**Directive**
Sort through the entries below and pull out lines containing the word "Bitcoin".

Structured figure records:
########

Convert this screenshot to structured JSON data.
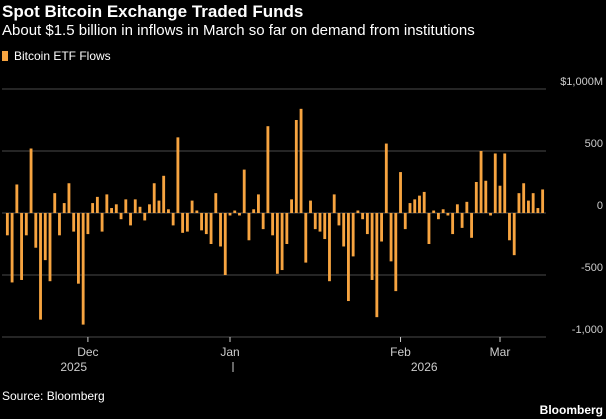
{
  "chart_data": {
    "type": "bar",
    "title": "Spot Bitcoin Exchange Traded Funds",
    "subtitle": "About $1.5 billion in inflows in March so far on demand from institutions",
    "series": [
      {
        "name": "Bitcoin ETF Flows",
        "color": "#f7a440",
        "values": [
          -180,
          -560,
          230,
          -540,
          -180,
          520,
          -280,
          -860,
          -380,
          -550,
          160,
          -180,
          80,
          240,
          -150,
          -570,
          -900,
          -170,
          80,
          130,
          -150,
          150,
          40,
          70,
          -50,
          110,
          -100,
          110,
          50,
          -60,
          70,
          240,
          100,
          300,
          30,
          -100,
          610,
          -160,
          -150,
          100,
          20,
          -140,
          -170,
          -250,
          160,
          -270,
          -500,
          -20,
          20,
          -20,
          350,
          -220,
          30,
          150,
          -130,
          700,
          -180,
          -490,
          -460,
          -250,
          110,
          750,
          840,
          -400,
          100,
          -130,
          -150,
          -210,
          -550,
          150,
          -100,
          -270,
          -710,
          -350,
          20,
          -50,
          -170,
          -540,
          -840,
          -230,
          560,
          -390,
          -630,
          330,
          -130,
          80,
          110,
          140,
          170,
          -250,
          20,
          -50,
          30,
          -20,
          -170,
          70,
          -120,
          90,
          -200,
          250,
          500,
          260,
          -20,
          480,
          220,
          480,
          -220,
          -340,
          160,
          240,
          100,
          160,
          40,
          190
        ]
      }
    ],
    "x_ticks": [
      {
        "label": "Dec",
        "index": 17
      },
      {
        "label": "Jan",
        "index": 47
      },
      {
        "label": "Feb",
        "index": 83
      },
      {
        "label": "Mar",
        "index": 104
      }
    ],
    "year_labels": [
      {
        "label": "2025",
        "index": 14
      },
      {
        "label": "2026",
        "index": 88
      }
    ],
    "year_divider_index": 47,
    "y_ticks": [
      {
        "value": 1000,
        "label": "$1,000M"
      },
      {
        "value": 500,
        "label": "500"
      },
      {
        "value": 0,
        "label": "0"
      },
      {
        "value": -500,
        "label": "-500"
      },
      {
        "value": -1000,
        "label": "-1,000"
      }
    ],
    "ylim": [
      -1000,
      1000
    ],
    "grid": true,
    "legend_position": "top-left",
    "source": "Source: Bloomberg",
    "logo": "Bloomberg"
  },
  "colors": {
    "background": "#000000",
    "bar": "#f7a440",
    "grid": "#4a4a4a",
    "text": "#ffffff",
    "axis_text": "#cccccc"
  }
}
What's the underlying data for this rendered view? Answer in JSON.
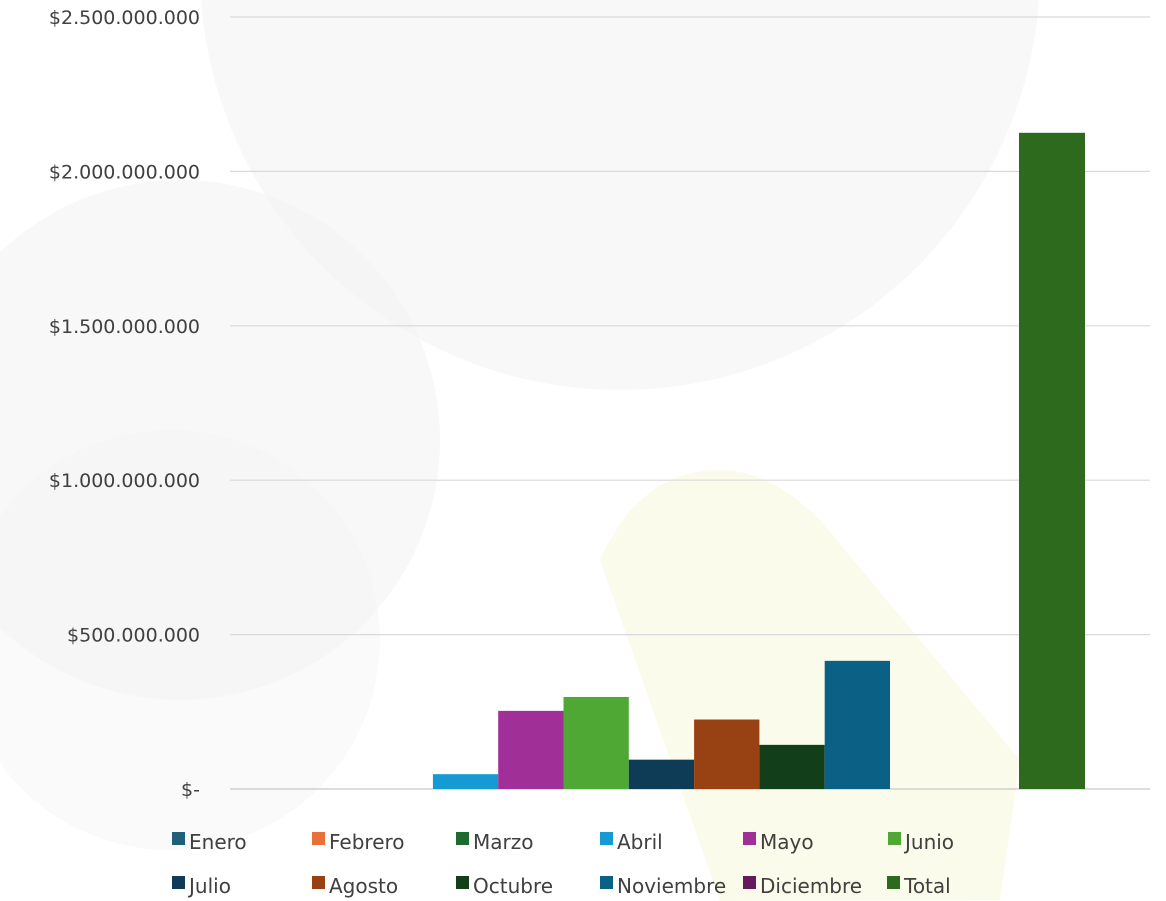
{
  "chart_data": {
    "type": "bar",
    "title": "",
    "xlabel": "",
    "ylabel": "",
    "ylim": [
      0,
      2500000000
    ],
    "yticks": [
      0,
      500000000,
      1000000000,
      1500000000,
      2000000000,
      2500000000
    ],
    "ytick_labels": [
      "$-",
      "$500.000.000",
      "$1.000.000.000",
      "$1.500.000.000",
      "$2.000.000.000",
      "$2.500.000.000"
    ],
    "grid": true,
    "legend_position": "bottom",
    "series": [
      {
        "name": "Enero",
        "value": 0,
        "color": "#1F5F7A"
      },
      {
        "name": "Febrero",
        "value": 0,
        "color": "#E9703A"
      },
      {
        "name": "Marzo",
        "value": 0,
        "color": "#1E6B30"
      },
      {
        "name": "Abril",
        "value": 48000000,
        "color": "#169AD4"
      },
      {
        "name": "Mayo",
        "value": 253000000,
        "color": "#A02F97"
      },
      {
        "name": "Junio",
        "value": 298000000,
        "color": "#4FA834"
      },
      {
        "name": "Julio",
        "value": 95000000,
        "color": "#0E3B56"
      },
      {
        "name": "Agosto",
        "value": 225000000,
        "color": "#984112"
      },
      {
        "name": "Octubre",
        "value": 143000000,
        "color": "#123F1A"
      },
      {
        "name": "Noviembre",
        "value": 415000000,
        "color": "#0A6185"
      },
      {
        "name": "Diciembre",
        "value": 0,
        "color": "#651A5E"
      },
      {
        "name": "Total",
        "value": 2125000000,
        "color": "#2E6A1E"
      }
    ]
  }
}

########

**Exercise output**
    "title": "Spot Bitcoin Exchange Traded Funds",
        "name": "Bitcoin ETF Flows",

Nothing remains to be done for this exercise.